* Start *

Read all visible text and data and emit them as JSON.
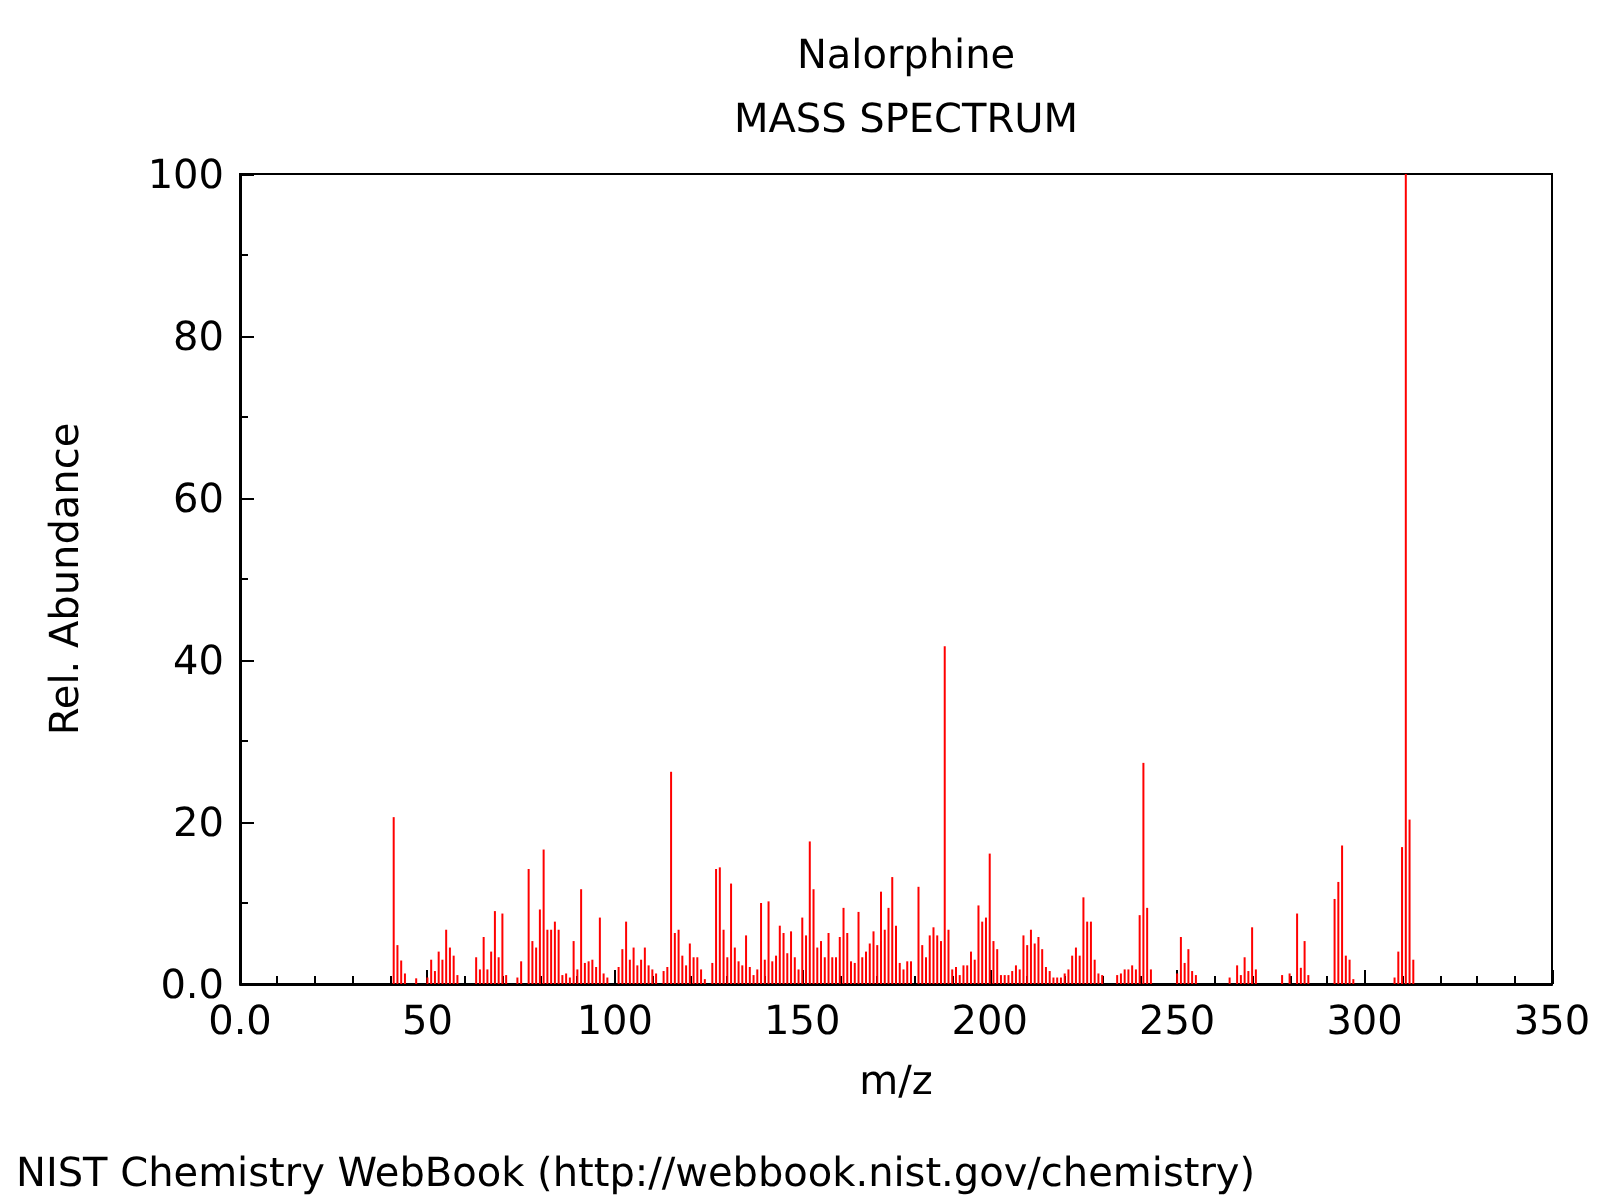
{
  "chart_data": {
    "type": "bar",
    "title": "Nalorphine",
    "subtitle": "MASS SPECTRUM",
    "xlabel": "m/z",
    "ylabel": "Rel. Abundance",
    "annotations": [
      "NIST Chemistry WebBook (http://webbook.nist.gov/chemistry)"
    ],
    "xlim": [
      0,
      350
    ],
    "xticks": [
      {
        "value": 0,
        "label": "0.0"
      },
      50,
      100,
      150,
      200,
      250,
      300,
      350
    ],
    "ylim": [
      0,
      100
    ],
    "yticks": [
      {
        "value": 0,
        "label": "0.0"
      },
      20,
      40,
      60,
      80,
      100
    ],
    "grid": false,
    "x": [
      41,
      42,
      43,
      44,
      47,
      50,
      51,
      52,
      53,
      54,
      55,
      56,
      57,
      58,
      63,
      64,
      65,
      66,
      67,
      68,
      69,
      70,
      71,
      74,
      75,
      77,
      78,
      79,
      80,
      81,
      82,
      83,
      84,
      85,
      86,
      87,
      88,
      89,
      90,
      91,
      92,
      93,
      94,
      95,
      96,
      97,
      98,
      101,
      102,
      103,
      104,
      105,
      106,
      107,
      108,
      109,
      110,
      111,
      113,
      114,
      115,
      116,
      117,
      118,
      119,
      120,
      121,
      122,
      123,
      124,
      126,
      127,
      128,
      129,
      130,
      131,
      132,
      133,
      134,
      135,
      136,
      137,
      138,
      139,
      140,
      141,
      142,
      143,
      144,
      145,
      146,
      147,
      148,
      149,
      150,
      151,
      152,
      153,
      154,
      155,
      156,
      157,
      158,
      159,
      160,
      161,
      162,
      163,
      164,
      165,
      166,
      167,
      168,
      169,
      170,
      171,
      172,
      173,
      174,
      175,
      176,
      177,
      178,
      179,
      181,
      182,
      183,
      184,
      185,
      186,
      187,
      188,
      189,
      190,
      191,
      192,
      193,
      194,
      195,
      196,
      197,
      198,
      199,
      200,
      201,
      202,
      203,
      204,
      205,
      206,
      207,
      208,
      209,
      210,
      211,
      212,
      213,
      214,
      215,
      216,
      217,
      218,
      219,
      220,
      221,
      222,
      223,
      224,
      225,
      226,
      227,
      228,
      229,
      230,
      234,
      235,
      236,
      237,
      238,
      239,
      240,
      241,
      242,
      243,
      250,
      251,
      252,
      253,
      254,
      255,
      264,
      266,
      267,
      268,
      269,
      270,
      271,
      278,
      280,
      282,
      283,
      284,
      285,
      292,
      293,
      294,
      295,
      296,
      297,
      308,
      309,
      310,
      311,
      312,
      313
    ],
    "series": [
      {
        "color": "#ff0000",
        "values": [
          20.6,
          4.8,
          2.9,
          1.3,
          0.7,
          0.8,
          3.0,
          1.6,
          4.0,
          3.0,
          6.7,
          4.5,
          3.5,
          1.1,
          3.3,
          1.8,
          5.8,
          1.8,
          4.0,
          9.0,
          3.3,
          8.7,
          1.1,
          0.8,
          2.8,
          14.2,
          5.3,
          4.5,
          9.2,
          16.6,
          6.7,
          6.7,
          7.7,
          6.7,
          1.1,
          1.3,
          0.8,
          5.3,
          1.8,
          11.7,
          2.6,
          2.8,
          3.0,
          2.1,
          8.2,
          1.3,
          0.8,
          2.1,
          4.3,
          7.7,
          3.0,
          4.5,
          2.3,
          3.0,
          4.5,
          2.3,
          1.8,
          1.3,
          1.6,
          2.1,
          26.2,
          6.3,
          6.7,
          3.5,
          2.3,
          5.0,
          3.3,
          3.3,
          1.8,
          0.6,
          2.6,
          14.2,
          14.4,
          6.7,
          3.3,
          12.4,
          4.5,
          2.8,
          2.3,
          6.0,
          2.1,
          1.1,
          1.8,
          10.0,
          3.0,
          10.2,
          2.8,
          3.5,
          7.2,
          6.3,
          3.8,
          6.5,
          3.3,
          1.8,
          8.2,
          6.0,
          17.6,
          11.7,
          4.5,
          5.3,
          3.3,
          6.3,
          3.3,
          3.3,
          5.8,
          9.4,
          6.3,
          2.8,
          2.6,
          8.9,
          3.3,
          4.0,
          5.0,
          6.5,
          4.8,
          11.4,
          6.7,
          9.4,
          13.2,
          7.2,
          2.6,
          1.8,
          2.8,
          2.8,
          12.0,
          4.8,
          3.3,
          6.0,
          7.0,
          6.0,
          5.3,
          41.7,
          6.7,
          1.8,
          2.1,
          1.1,
          2.3,
          2.3,
          4.0,
          3.0,
          9.7,
          7.7,
          8.2,
          16.1,
          5.3,
          4.3,
          1.1,
          1.1,
          1.1,
          1.6,
          2.3,
          1.8,
          6.0,
          4.8,
          6.7,
          5.0,
          5.8,
          4.3,
          2.1,
          1.6,
          0.8,
          0.8,
          0.8,
          1.3,
          1.8,
          3.5,
          4.5,
          3.5,
          10.7,
          7.7,
          7.7,
          3.0,
          1.3,
          1.1,
          1.1,
          1.3,
          1.8,
          1.8,
          2.3,
          1.8,
          8.5,
          27.3,
          9.4,
          1.8,
          1.3,
          5.8,
          2.6,
          4.3,
          1.6,
          1.1,
          0.8,
          2.3,
          1.1,
          3.3,
          1.6,
          7.0,
          1.8,
          1.1,
          1.3,
          8.7,
          2.0,
          5.3,
          1.1,
          10.5,
          12.6,
          17.1,
          3.5,
          3.0,
          0.6,
          0.8,
          4.0,
          16.9,
          100,
          20.3,
          3.0
        ]
      }
    ]
  }
}
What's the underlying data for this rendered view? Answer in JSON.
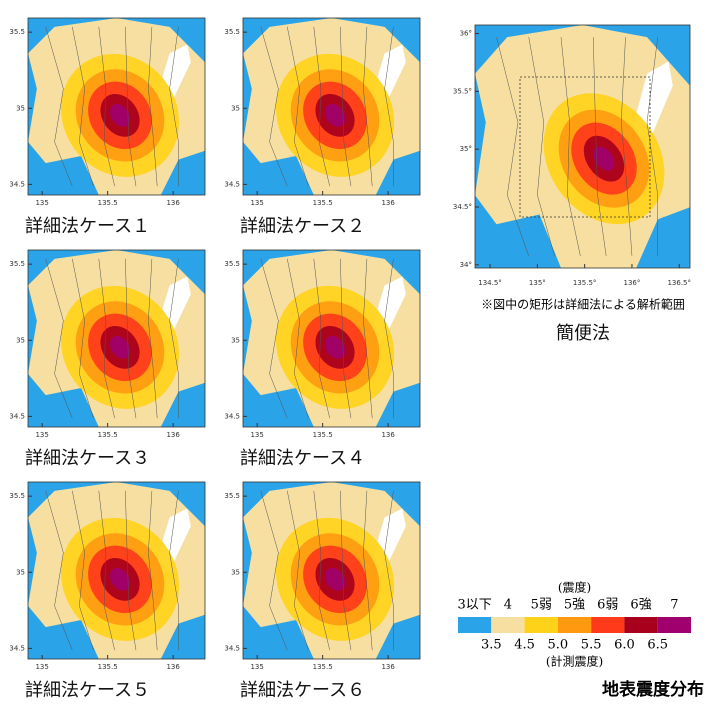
{
  "detailed_maps": [
    {
      "caption": "詳細法ケース１"
    },
    {
      "caption": "詳細法ケース２"
    },
    {
      "caption": "詳細法ケース３"
    },
    {
      "caption": "詳細法ケース４"
    },
    {
      "caption": "詳細法ケース５"
    },
    {
      "caption": "詳細法ケース６"
    }
  ],
  "detailed_axes": {
    "yticks": [
      "35.5",
      "35",
      "34.5"
    ],
    "xticks": [
      "135",
      "135.5",
      "136"
    ]
  },
  "simple_map": {
    "caption": "簡便法",
    "note": "※図中の矩形は詳細法による解析範囲",
    "yticks": [
      "36°",
      "35.5°",
      "35°",
      "34.5°",
      "34°"
    ],
    "xticks": [
      "134.5°",
      "135°",
      "135.5°",
      "136°",
      "136.5°"
    ]
  },
  "legend": {
    "title": "(震度)",
    "intensity_labels": [
      "3以下",
      "4",
      "5弱",
      "5強",
      "6弱",
      "6強",
      "7"
    ],
    "colors": [
      "#2aa3e8",
      "#f6dfa0",
      "#ffd21a",
      "#ff9a10",
      "#ff3a1a",
      "#a8001c",
      "#a0006e"
    ],
    "measured_labels": [
      "3.5",
      "4.5",
      "5.0",
      "5.5",
      "6.0",
      "6.5"
    ],
    "measured_title": "(計測震度)"
  },
  "title": "地表震度分布"
}
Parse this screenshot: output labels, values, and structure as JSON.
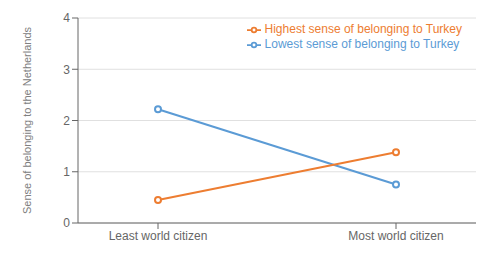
{
  "chart_data": {
    "type": "line",
    "categories": [
      "Least world citizen",
      "Most world citizen"
    ],
    "series": [
      {
        "name": "Lowest sense of belonging to Turkey",
        "color": "#5B9BD5",
        "values": [
          2.22,
          0.75
        ]
      },
      {
        "name": "Highest sense of belonging to Turkey",
        "color": "#ED7D31",
        "values": [
          0.45,
          1.38
        ]
      }
    ],
    "y_label": "Sense of belonging to the Netherlands",
    "ylim": [
      0,
      4
    ],
    "yticks": [
      0,
      1,
      2,
      3,
      4
    ],
    "grid": true,
    "legend": "upper right"
  }
}
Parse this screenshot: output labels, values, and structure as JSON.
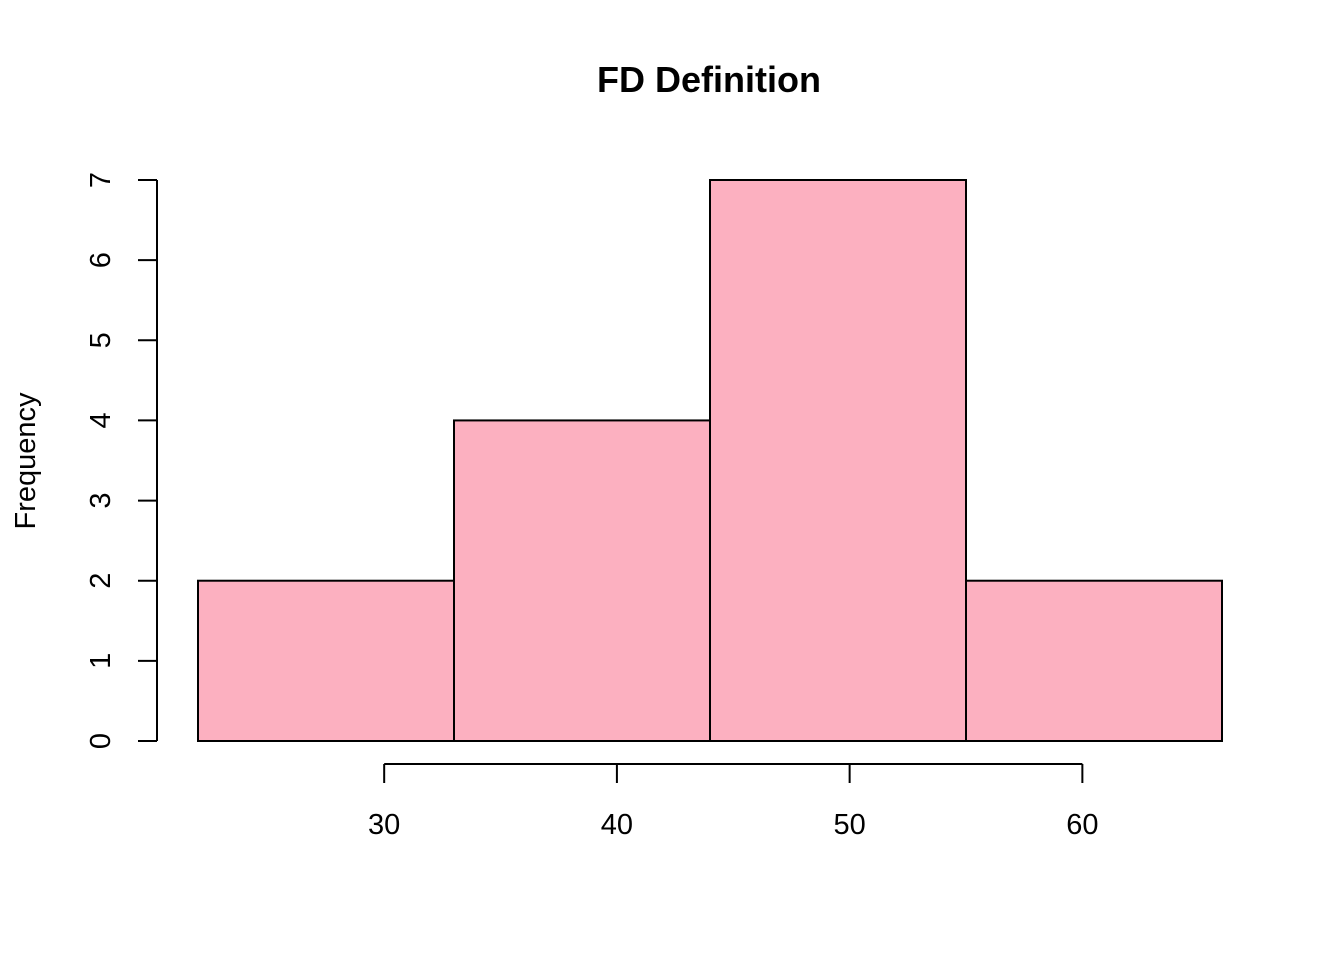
{
  "chart_data": {
    "type": "bar",
    "title": "FD Definition",
    "xlabel": "",
    "ylabel": "Frequency",
    "bins": [
      {
        "x0": 22,
        "x1": 33,
        "count": 2
      },
      {
        "x0": 33,
        "x1": 44,
        "count": 4
      },
      {
        "x0": 44,
        "x1": 55,
        "count": 7
      },
      {
        "x0": 55,
        "x1": 66,
        "count": 2
      }
    ],
    "x_ticks": [
      30,
      40,
      50,
      60
    ],
    "y_ticks": [
      0,
      1,
      2,
      3,
      4,
      5,
      6,
      7
    ],
    "ylim": [
      0,
      7
    ],
    "grid": false,
    "colors": {
      "bar_fill": "#FCB0C0",
      "bar_stroke": "#000000"
    }
  }
}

* End *

* What the exercise asks:
Select all lines in the listing that include the word "belonging".

* Task output:
        "name": "Lowest sense of belonging to Turkey",
        "name": "Highest sense of belonging to Turkey",
    "y_label": "Sense of belonging to the Netherlands",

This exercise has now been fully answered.